Exercise goal: Hunt for the word "color" across the entries below, copying each line that holds it.

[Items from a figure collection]
════
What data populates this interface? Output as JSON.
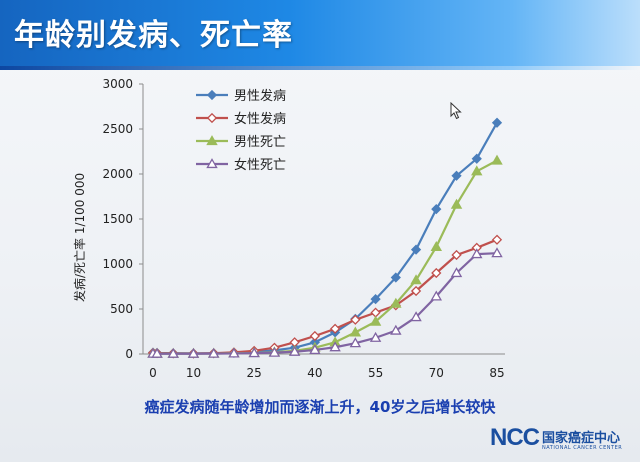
{
  "slide": {
    "title": "年龄别发病、死亡率",
    "caption": "癌症发病随年龄增加而逐渐上升，40岁之后增长较快",
    "logo": {
      "mark": "NCC",
      "cn": "国家癌症中心",
      "en": "NATIONAL CANCER CENTER"
    }
  },
  "chart_data": {
    "type": "line",
    "ylabel": "发病/死亡率   1/100 000",
    "ylim": [
      0,
      3000
    ],
    "yticks": [
      0,
      500,
      1000,
      1500,
      2000,
      2500,
      3000
    ],
    "xticks": [
      0,
      10,
      25,
      40,
      55,
      70,
      85
    ],
    "x": [
      0,
      1,
      5,
      10,
      15,
      20,
      25,
      30,
      35,
      40,
      45,
      50,
      55,
      60,
      65,
      70,
      75,
      80,
      85
    ],
    "legend_position": "top-left",
    "grid": false,
    "series": [
      {
        "name": "男性发病",
        "color": "#4a7ebb",
        "marker": "diamond-filled",
        "values": [
          15,
          12,
          8,
          7,
          8,
          12,
          22,
          40,
          70,
          130,
          240,
          390,
          610,
          850,
          1160,
          1610,
          1980,
          2170,
          2570
        ]
      },
      {
        "name": "女性发病",
        "color": "#c0504d",
        "marker": "diamond-open",
        "values": [
          12,
          10,
          7,
          6,
          9,
          18,
          35,
          70,
          130,
          200,
          280,
          380,
          460,
          540,
          700,
          900,
          1100,
          1180,
          1270
        ]
      },
      {
        "name": "男性死亡",
        "color": "#9bbb59",
        "marker": "triangle-filled",
        "values": [
          5,
          4,
          4,
          4,
          5,
          8,
          12,
          20,
          35,
          70,
          130,
          240,
          360,
          560,
          820,
          1190,
          1660,
          2030,
          2150
        ]
      },
      {
        "name": "女性死亡",
        "color": "#8064a2",
        "marker": "triangle-open",
        "values": [
          4,
          3,
          3,
          3,
          4,
          6,
          10,
          15,
          25,
          45,
          75,
          120,
          180,
          260,
          410,
          640,
          900,
          1110,
          1120
        ]
      }
    ]
  }
}
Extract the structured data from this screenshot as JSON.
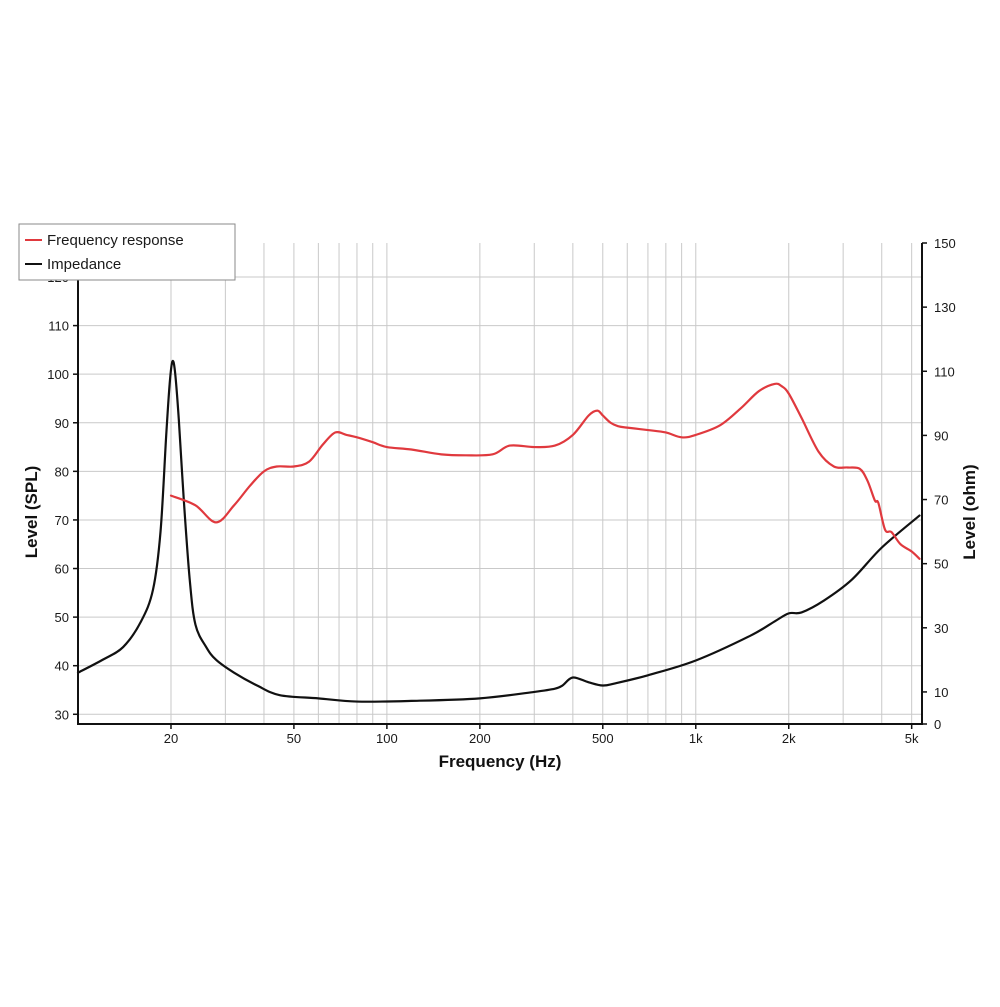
{
  "chart_data": {
    "type": "line",
    "xlabel": "Frequency (Hz)",
    "ylabel_left": "Level (SPL)",
    "ylabel_right": "Level (ohm)",
    "x_scale": "log",
    "xlim": [
      10,
      5400
    ],
    "ylim_left": [
      28,
      127
    ],
    "ylim_right": [
      0,
      150
    ],
    "x_ticks": [
      {
        "value": 20,
        "label": "20"
      },
      {
        "value": 50,
        "label": "50"
      },
      {
        "value": 100,
        "label": "100"
      },
      {
        "value": 200,
        "label": "200"
      },
      {
        "value": 500,
        "label": "500"
      },
      {
        "value": 1000,
        "label": "1k"
      },
      {
        "value": 2000,
        "label": "2k"
      },
      {
        "value": 5000,
        "label": "5k"
      }
    ],
    "y_ticks_left": [
      30,
      40,
      50,
      60,
      70,
      80,
      90,
      100,
      110,
      120
    ],
    "y_ticks_right": [
      0,
      10,
      30,
      50,
      70,
      90,
      110,
      130,
      150
    ],
    "grid": true,
    "legend_position": "top-left",
    "series": [
      {
        "name": "Frequency response",
        "axis": "left",
        "color": "#e0393e",
        "x": [
          20,
          24,
          28,
          32,
          36,
          40,
          44,
          50,
          56,
          62,
          68,
          74,
          80,
          90,
          100,
          120,
          150,
          180,
          220,
          250,
          300,
          350,
          400,
          450,
          480,
          500,
          530,
          560,
          600,
          700,
          800,
          900,
          1000,
          1200,
          1400,
          1600,
          1800,
          1900,
          2000,
          2200,
          2500,
          2800,
          3100,
          3400,
          3600,
          3800,
          3900,
          4100,
          4300,
          4600,
          5000,
          5300
        ],
        "y": [
          75,
          73,
          69.5,
          73,
          77,
          80,
          81,
          81,
          82,
          85.5,
          88,
          87.5,
          87,
          86,
          85,
          84.5,
          83.5,
          83.3,
          83.5,
          85.3,
          85,
          85.3,
          87.5,
          91.5,
          92.5,
          91.5,
          90,
          89.3,
          89,
          88.5,
          88,
          87,
          87.5,
          89.5,
          93,
          96.5,
          98,
          97.5,
          96,
          91,
          84,
          81,
          80.8,
          80.5,
          78,
          74,
          73.5,
          68,
          67.5,
          65,
          63.5,
          62
        ]
      },
      {
        "name": "Impedance",
        "axis": "right",
        "color": "#111111",
        "x": [
          10,
          12,
          14,
          16,
          17.5,
          18.5,
          19.3,
          19.8,
          20.2,
          20.6,
          21.2,
          22,
          23,
          24,
          26,
          28,
          32,
          38,
          45,
          60,
          80,
          120,
          200,
          300,
          350,
          370,
          400,
          450,
          500,
          550,
          700,
          1000,
          1500,
          1800,
          2000,
          2200,
          2600,
          3200,
          4000,
          5300
        ],
        "y": [
          16,
          20,
          24,
          32,
          42,
          60,
          90,
          106,
          113,
          110,
          95,
          70,
          45,
          31,
          24,
          20,
          16,
          12,
          9,
          8,
          7,
          7.2,
          8,
          10,
          11,
          12,
          14.5,
          13,
          12,
          12.7,
          15.2,
          19.8,
          27.5,
          32,
          34.5,
          34.8,
          38.5,
          45,
          55,
          65
        ]
      }
    ]
  }
}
════
Reply:
        "color": "#4a7ebb",
        "color": "#c0504d",
        "color": "#9bbb59",
        "color": "#8064a2",
        "color": "#e0393e",
        "color": "#111111",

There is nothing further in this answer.